## Start
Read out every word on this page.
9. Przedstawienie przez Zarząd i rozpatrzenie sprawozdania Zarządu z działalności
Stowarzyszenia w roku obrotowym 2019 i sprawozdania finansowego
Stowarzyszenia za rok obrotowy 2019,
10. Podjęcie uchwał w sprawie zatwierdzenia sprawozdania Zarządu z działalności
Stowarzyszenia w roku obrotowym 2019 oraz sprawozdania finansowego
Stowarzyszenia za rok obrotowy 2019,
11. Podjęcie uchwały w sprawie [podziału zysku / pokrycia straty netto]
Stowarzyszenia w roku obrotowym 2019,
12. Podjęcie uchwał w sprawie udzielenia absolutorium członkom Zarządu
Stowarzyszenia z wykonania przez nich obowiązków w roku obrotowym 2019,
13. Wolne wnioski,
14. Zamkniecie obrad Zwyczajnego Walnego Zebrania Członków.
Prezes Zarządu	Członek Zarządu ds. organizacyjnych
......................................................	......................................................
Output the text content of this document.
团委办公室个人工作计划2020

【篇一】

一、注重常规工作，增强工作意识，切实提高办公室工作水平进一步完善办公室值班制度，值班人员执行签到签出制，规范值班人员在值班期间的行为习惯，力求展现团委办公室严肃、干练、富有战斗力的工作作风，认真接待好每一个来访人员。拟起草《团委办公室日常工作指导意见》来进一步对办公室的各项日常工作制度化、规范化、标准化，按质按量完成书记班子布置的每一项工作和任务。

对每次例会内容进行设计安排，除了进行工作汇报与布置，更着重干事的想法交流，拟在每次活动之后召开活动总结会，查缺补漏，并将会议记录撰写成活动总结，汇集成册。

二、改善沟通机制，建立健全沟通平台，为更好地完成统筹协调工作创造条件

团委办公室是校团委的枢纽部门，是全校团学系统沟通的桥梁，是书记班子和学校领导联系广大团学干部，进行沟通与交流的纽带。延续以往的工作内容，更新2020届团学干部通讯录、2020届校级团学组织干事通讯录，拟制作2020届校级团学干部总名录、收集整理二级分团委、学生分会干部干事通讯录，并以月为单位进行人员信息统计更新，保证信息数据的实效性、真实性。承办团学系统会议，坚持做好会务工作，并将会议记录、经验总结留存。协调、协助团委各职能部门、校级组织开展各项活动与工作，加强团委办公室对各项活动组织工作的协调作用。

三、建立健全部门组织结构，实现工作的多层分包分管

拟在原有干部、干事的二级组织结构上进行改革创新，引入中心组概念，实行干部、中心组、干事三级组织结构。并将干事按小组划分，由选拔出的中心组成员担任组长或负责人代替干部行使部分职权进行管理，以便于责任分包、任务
## End
Problem to work on: Copy each line of the data that contains the word "Zarządu".

Result of this task:
9. Przedstawienie przez Zarząd i rozpatrzenie sprawozdania Zarządu z działalności
10. Podjęcie uchwał w sprawie zatwierdzenia sprawozdania Zarządu z działalności
12. Podjęcie uchwał w sprawie udzielenia absolutorium członkom Zarządu
Prezes Zarządu	Członek Zarządu ds. organizacyjnych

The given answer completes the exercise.